Stored entries:

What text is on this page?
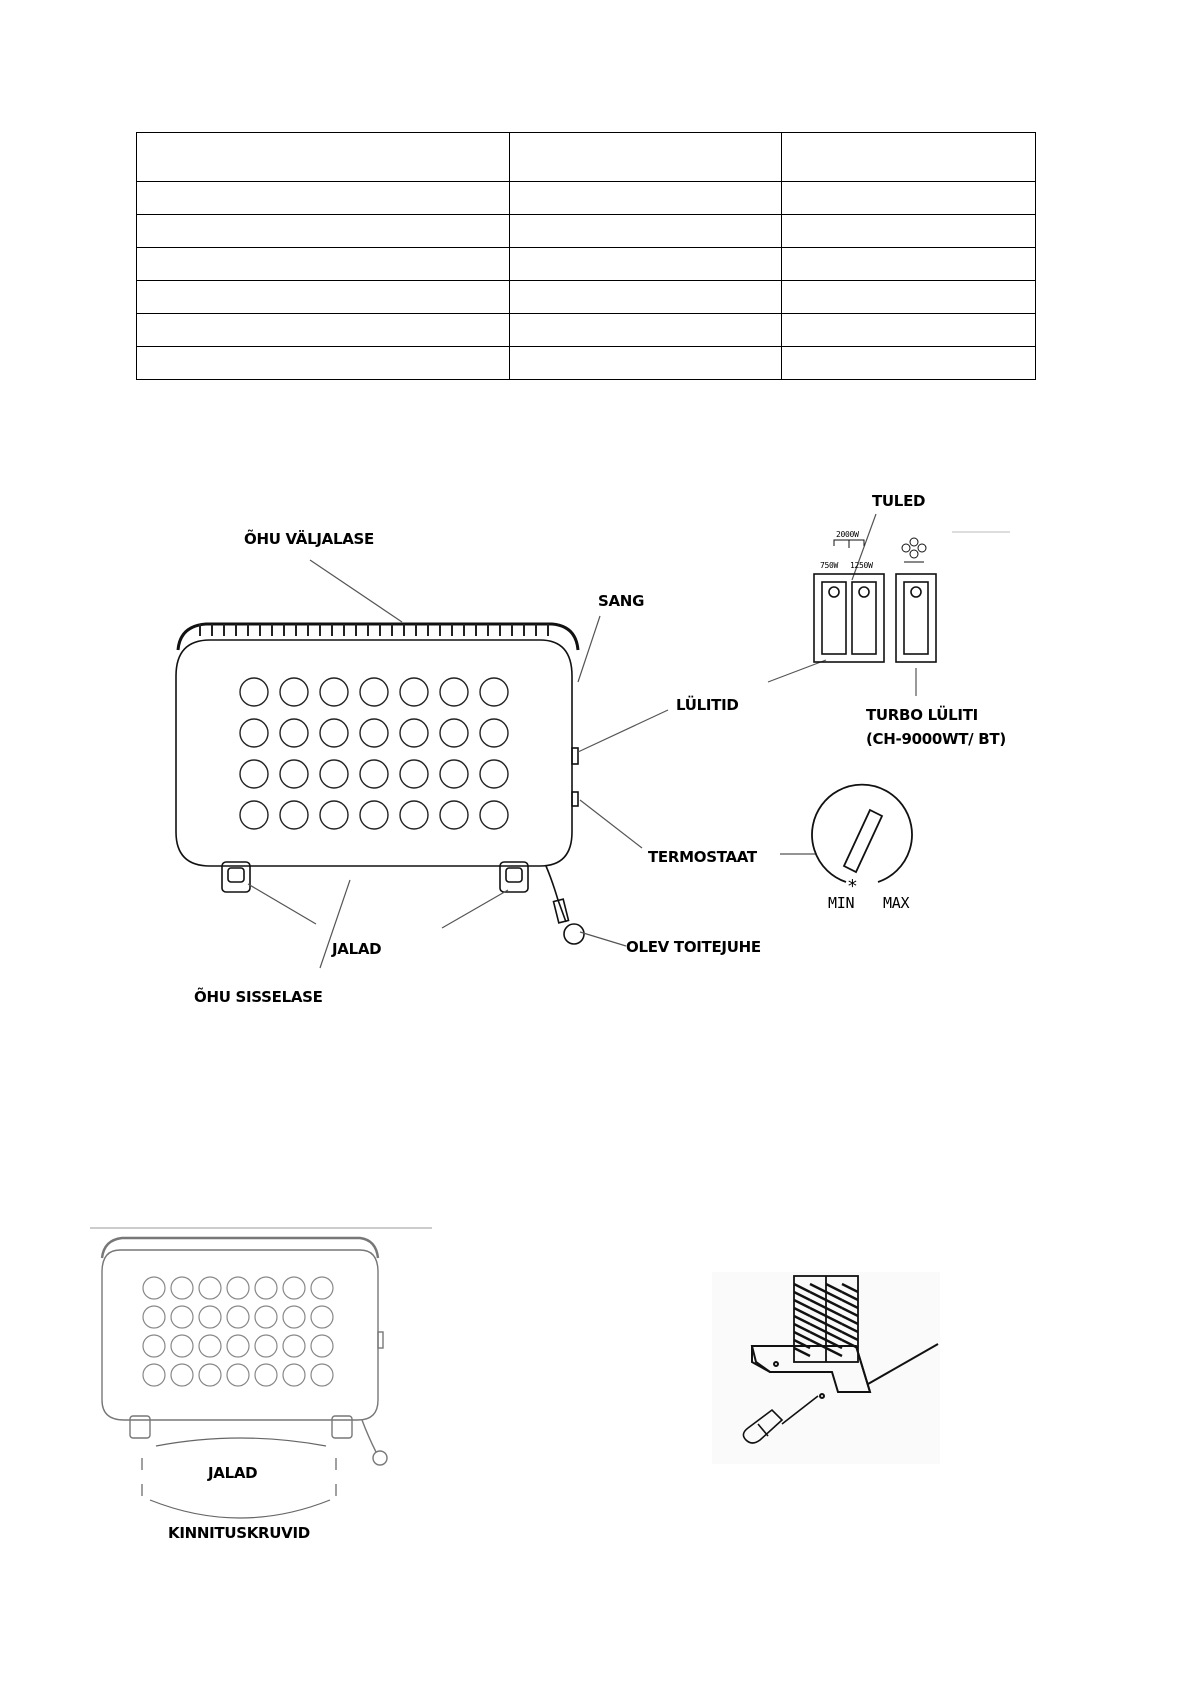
ÕHU VÄLJALASE
SANG
TULED
LÜLITID
TURBO LÜLITI
(CH-9000WT/ BT)
TERMOSTAAT
JALAD
ÕHU SISSELASE
OLEV TOITEJUHE
MIN MAX
*
2000W
750W 1250W
JALAD
KINNITUSKRUVID
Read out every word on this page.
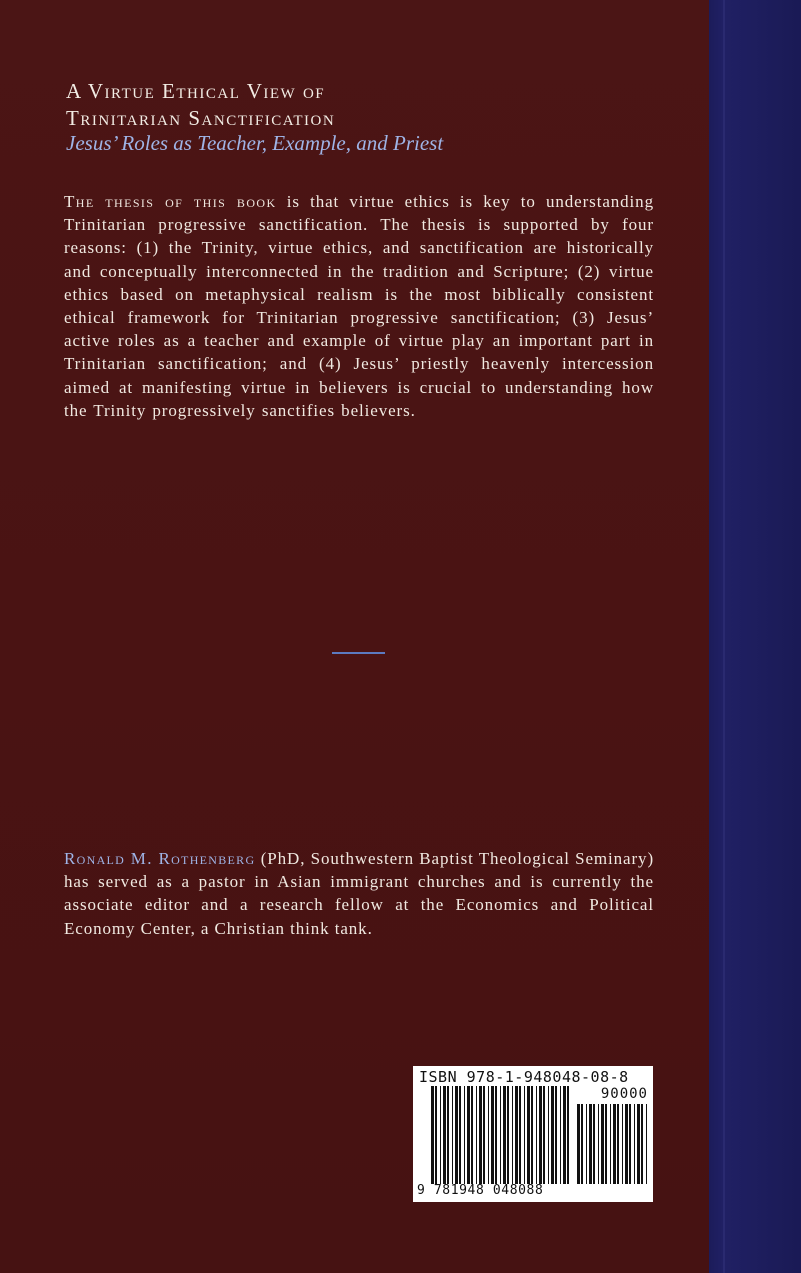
A Virtue Ethical View of
Trinitarian Sanctification
Jesus’ Roles as Teacher, Example, and Priest
The thesis of this book is that virtue ethics is key to understanding Trinitarian progressive sanctification. The thesis is supported by four reasons: (1) the Trinity, virtue ethics, and sanctification are historically and conceptually interconnected in the tradition and Scripture; (2) virtue ethics based on metaphysical realism is the most biblically consistent ethical framework for Trinitarian progressive sanctification; (3) Jesus’ active roles as a teacher and example of virtue play an important part in Trinitarian sanctification; and (4) Jesus’ priestly heavenly intercession aimed at manifesting virtue in believers is crucial to understanding how the Trinity progressively sanctifies believers.
Ronald M. Rothenberg (PhD, Southwestern Baptist Theological Seminary) has served as a pastor in Asian immigrant churches and is currently the associate editor and a research fellow at the Economics and Political Economy Center, a Christian think tank.
ISBN 978-1-948048-08-8
90000
9 781948 048088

Problem details:
Show all lines from the data above in which the word "page" appears.

Expected answer:
What text is on this page?
Read out every word on this page.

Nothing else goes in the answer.